What to do:
Report how many lines in the records below contain the word "IZOiEPB". Give only the number.

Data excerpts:
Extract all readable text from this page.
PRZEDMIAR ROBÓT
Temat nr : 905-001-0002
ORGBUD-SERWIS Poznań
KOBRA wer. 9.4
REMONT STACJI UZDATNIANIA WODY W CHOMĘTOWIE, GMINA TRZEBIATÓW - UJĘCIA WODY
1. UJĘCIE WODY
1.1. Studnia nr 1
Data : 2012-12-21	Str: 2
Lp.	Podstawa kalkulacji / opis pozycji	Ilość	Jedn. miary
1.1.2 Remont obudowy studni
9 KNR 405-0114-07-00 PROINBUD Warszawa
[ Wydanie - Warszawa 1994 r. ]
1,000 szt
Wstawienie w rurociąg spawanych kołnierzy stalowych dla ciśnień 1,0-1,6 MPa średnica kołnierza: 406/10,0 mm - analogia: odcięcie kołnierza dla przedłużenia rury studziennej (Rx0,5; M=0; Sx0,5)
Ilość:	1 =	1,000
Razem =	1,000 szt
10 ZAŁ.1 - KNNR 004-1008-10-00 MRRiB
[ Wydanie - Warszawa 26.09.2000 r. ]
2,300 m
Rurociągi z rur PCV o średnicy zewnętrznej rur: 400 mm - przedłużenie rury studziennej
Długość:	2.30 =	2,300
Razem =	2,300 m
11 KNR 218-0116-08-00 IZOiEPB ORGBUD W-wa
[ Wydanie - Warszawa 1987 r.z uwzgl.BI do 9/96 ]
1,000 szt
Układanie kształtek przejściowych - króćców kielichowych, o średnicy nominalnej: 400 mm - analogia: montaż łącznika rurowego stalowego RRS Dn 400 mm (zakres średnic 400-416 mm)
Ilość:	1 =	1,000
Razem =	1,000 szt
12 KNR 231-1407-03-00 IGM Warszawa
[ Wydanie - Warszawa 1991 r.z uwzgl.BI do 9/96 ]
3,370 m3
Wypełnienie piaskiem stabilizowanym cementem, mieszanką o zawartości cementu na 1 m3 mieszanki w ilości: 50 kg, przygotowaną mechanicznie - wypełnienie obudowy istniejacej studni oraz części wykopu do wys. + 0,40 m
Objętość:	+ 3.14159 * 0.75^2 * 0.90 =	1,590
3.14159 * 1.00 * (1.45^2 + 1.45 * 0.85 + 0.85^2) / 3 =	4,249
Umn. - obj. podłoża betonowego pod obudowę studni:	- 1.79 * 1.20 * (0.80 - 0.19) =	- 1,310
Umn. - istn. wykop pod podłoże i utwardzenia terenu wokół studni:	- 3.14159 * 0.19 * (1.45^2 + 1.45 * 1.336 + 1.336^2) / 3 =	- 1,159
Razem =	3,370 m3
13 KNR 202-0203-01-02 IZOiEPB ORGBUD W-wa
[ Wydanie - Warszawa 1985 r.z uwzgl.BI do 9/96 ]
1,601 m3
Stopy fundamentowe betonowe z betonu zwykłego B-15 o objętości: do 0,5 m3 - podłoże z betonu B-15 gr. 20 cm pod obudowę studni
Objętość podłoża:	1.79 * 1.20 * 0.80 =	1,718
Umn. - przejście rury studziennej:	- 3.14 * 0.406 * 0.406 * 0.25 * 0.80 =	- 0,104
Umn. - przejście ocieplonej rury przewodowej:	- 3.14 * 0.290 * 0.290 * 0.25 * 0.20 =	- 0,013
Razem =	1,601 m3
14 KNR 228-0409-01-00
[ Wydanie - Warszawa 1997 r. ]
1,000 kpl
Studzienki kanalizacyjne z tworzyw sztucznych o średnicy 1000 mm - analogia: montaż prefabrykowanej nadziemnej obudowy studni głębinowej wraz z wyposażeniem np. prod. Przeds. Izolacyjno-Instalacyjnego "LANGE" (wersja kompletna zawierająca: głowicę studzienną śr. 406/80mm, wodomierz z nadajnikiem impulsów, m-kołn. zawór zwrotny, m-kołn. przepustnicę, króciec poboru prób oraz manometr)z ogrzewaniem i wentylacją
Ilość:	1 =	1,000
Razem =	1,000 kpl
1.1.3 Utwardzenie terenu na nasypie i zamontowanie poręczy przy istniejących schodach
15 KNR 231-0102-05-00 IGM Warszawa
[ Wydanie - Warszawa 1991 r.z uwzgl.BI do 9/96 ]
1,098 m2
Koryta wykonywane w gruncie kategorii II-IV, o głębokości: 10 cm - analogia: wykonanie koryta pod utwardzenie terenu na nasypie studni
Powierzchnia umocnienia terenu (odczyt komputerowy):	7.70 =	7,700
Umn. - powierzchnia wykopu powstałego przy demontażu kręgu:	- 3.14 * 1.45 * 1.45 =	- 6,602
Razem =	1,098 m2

Output of the task:
2